[Part of a data file]
※
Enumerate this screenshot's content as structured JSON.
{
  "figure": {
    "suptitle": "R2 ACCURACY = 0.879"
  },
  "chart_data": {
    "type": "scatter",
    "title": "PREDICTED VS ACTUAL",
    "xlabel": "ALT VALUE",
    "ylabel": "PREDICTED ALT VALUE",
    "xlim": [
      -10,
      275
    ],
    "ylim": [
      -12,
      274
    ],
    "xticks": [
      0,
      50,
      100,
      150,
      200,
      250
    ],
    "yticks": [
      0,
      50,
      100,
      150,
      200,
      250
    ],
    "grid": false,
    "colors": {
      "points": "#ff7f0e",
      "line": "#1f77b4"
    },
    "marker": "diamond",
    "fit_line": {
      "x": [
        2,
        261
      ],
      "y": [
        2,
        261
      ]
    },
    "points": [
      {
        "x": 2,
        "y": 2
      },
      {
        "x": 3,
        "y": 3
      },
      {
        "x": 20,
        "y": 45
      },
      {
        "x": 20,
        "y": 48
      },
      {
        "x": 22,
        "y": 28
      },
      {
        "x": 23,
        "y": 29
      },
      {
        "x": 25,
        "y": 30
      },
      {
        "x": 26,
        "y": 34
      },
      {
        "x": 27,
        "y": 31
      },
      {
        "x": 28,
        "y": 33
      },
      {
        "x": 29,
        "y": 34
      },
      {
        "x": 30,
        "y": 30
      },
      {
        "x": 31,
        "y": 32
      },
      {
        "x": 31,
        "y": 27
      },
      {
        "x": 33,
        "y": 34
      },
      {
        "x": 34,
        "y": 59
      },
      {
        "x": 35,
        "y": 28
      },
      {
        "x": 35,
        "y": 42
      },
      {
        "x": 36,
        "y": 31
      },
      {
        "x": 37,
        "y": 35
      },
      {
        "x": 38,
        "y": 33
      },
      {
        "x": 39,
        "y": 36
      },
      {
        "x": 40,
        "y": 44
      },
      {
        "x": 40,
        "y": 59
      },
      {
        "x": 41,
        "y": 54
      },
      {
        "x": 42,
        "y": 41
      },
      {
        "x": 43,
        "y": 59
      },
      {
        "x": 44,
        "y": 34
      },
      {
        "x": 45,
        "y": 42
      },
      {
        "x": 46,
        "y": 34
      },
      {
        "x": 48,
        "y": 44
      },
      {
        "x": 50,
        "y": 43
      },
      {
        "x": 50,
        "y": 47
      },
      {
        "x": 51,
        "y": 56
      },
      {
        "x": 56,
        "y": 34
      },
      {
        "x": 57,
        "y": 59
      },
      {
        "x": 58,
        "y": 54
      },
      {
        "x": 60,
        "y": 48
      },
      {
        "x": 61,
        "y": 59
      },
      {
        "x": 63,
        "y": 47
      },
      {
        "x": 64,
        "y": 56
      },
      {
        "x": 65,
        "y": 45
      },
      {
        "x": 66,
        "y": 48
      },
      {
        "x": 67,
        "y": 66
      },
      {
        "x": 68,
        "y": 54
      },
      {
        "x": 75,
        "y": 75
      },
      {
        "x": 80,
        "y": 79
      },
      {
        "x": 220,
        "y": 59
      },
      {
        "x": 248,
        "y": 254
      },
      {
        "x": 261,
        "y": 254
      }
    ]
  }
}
※
DESCRIPTION OF THE TASK. Repeat the lines above exactly.

ANSWER TO THE TASK.
Enumerate this screenshot's content as structured JSON.
{
  "figure": {
    "suptitle": "R2 ACCURACY = 0.879"
  },
  "chart_data": {
    "type": "scatter",
    "title": "PREDICTED VS ACTUAL",
    "xlabel": "ALT VALUE",
    "ylabel": "PREDICTED ALT VALUE",
    "xlim": [
      -10,
      275
    ],
    "ylim": [
      -12,
      274
    ],
    "xticks": [
      0,
      50,
      100,
      150,
      200,
      250
    ],
    "yticks": [
      0,
      50,
      100,
      150,
      200,
      250
    ],
    "grid": false,
    "colors": {
      "points": "#ff7f0e",
      "line": "#1f77b4"
    },
    "marker": "diamond",
    "fit_line": {
      "x": [
        2,
        261
      ],
      "y": [
        2,
        261
      ]
    },
    "points": [
      {
        "x": 2,
        "y": 2
      },
      {
        "x": 3,
        "y": 3
      },
      {
        "x": 20,
        "y": 45
      },
      {
        "x": 20,
        "y": 48
      },
      {
        "x": 22,
        "y": 28
      },
      {
        "x": 23,
        "y": 29
      },
      {
        "x": 25,
        "y": 30
      },
      {
        "x": 26,
        "y": 34
      },
      {
        "x": 27,
        "y": 31
      },
      {
        "x": 28,
        "y": 33
      },
      {
        "x": 29,
        "y": 34
      },
      {
        "x": 30,
        "y": 30
      },
      {
        "x": 31,
        "y": 32
      },
      {
        "x": 31,
        "y": 27
      },
      {
        "x": 33,
        "y": 34
      },
      {
        "x": 34,
        "y": 59
      },
      {
        "x": 35,
        "y": 28
      },
      {
        "x": 35,
        "y": 42
      },
      {
        "x": 36,
        "y": 31
      },
      {
        "x": 37,
        "y": 35
      },
      {
        "x": 38,
        "y": 33
      },
      {
        "x": 39,
        "y": 36
      },
      {
        "x": 40,
        "y": 44
      },
      {
        "x": 40,
        "y": 59
      },
      {
        "x": 41,
        "y": 54
      },
      {
        "x": 42,
        "y": 41
      },
      {
        "x": 43,
        "y": 59
      },
      {
        "x": 44,
        "y": 34
      },
      {
        "x": 45,
        "y": 42
      },
      {
        "x": 46,
        "y": 34
      },
      {
        "x": 48,
        "y": 44
      },
      {
        "x": 50,
        "y": 43
      },
      {
        "x": 50,
        "y": 47
      },
      {
        "x": 51,
        "y": 56
      },
      {
        "x": 56,
        "y": 34
      },
      {
        "x": 57,
        "y": 59
      },
      {
        "x": 58,
        "y": 54
      },
      {
        "x": 60,
        "y": 48
      },
      {
        "x": 61,
        "y": 59
      },
      {
        "x": 63,
        "y": 47
      },
      {
        "x": 64,
        "y": 56
      },
      {
        "x": 65,
        "y": 45
      },
      {
        "x": 66,
        "y": 48
      },
      {
        "x": 67,
        "y": 66
      },
      {
        "x": 68,
        "y": 54
      },
      {
        "x": 75,
        "y": 75
      },
      {
        "x": 80,
        "y": 79
      },
      {
        "x": 220,
        "y": 59
      },
      {
        "x": 248,
        "y": 254
      },
      {
        "x": 261,
        "y": 254
      }
    ]
  }
}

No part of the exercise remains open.